Given instruction ::
Print the whole listing exactly.

[Data records]
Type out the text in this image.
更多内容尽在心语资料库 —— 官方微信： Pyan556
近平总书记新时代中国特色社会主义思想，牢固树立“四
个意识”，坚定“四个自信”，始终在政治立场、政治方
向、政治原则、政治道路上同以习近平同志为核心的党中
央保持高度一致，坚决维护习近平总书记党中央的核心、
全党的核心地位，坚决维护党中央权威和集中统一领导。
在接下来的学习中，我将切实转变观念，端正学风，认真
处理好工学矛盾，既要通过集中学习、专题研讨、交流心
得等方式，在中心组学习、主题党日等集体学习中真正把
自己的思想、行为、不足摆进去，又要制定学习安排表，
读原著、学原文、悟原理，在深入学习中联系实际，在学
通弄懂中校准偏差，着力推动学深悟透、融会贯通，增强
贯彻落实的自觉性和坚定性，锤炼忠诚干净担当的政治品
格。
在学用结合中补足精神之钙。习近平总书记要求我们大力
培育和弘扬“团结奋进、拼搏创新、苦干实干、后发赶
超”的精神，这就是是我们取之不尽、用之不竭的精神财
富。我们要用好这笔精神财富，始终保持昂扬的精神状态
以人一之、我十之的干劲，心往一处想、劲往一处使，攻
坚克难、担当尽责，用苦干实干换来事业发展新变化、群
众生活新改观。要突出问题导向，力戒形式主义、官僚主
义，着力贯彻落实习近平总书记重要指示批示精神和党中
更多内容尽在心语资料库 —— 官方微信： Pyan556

Answer to this task ::
Type out the text in this image.
更多内容尽在心语资料库 —— 官方微信： Pyan556
近平总书记新时代中国特色社会主义思想，牢固树立“四
个意识”，坚定“四个自信”，始终在政治立场、政治方
向、政治原则、政治道路上同以习近平同志为核心的党中
央保持高度一致，坚决维护习近平总书记党中央的核心、
全党的核心地位，坚决维护党中央权威和集中统一领导。
在接下来的学习中，我将切实转变观念，端正学风，认真
处理好工学矛盾，既要通过集中学习、专题研讨、交流心
得等方式，在中心组学习、主题党日等集体学习中真正把
自己的思想、行为、不足摆进去，又要制定学习安排表，
读原著、学原文、悟原理，在深入学习中联系实际，在学
通弄懂中校准偏差，着力推动学深悟透、融会贯通，增强
贯彻落实的自觉性和坚定性，锤炼忠诚干净担当的政治品
格。
在学用结合中补足精神之钙。习近平总书记要求我们大力
培育和弘扬“团结奋进、拼搏创新、苦干实干、后发赶
超”的精神，这就是是我们取之不尽、用之不竭的精神财
富。我们要用好这笔精神财富，始终保持昂扬的精神状态
以人一之、我十之的干劲，心往一处想、劲往一处使，攻
坚克难、担当尽责，用苦干实干换来事业发展新变化、群
众生活新改观。要突出问题导向，力戒形式主义、官僚主
义，着力贯彻落实习近平总书记重要指示批示精神和党中
更多内容尽在心语资料库 —— 官方微信： Pyan556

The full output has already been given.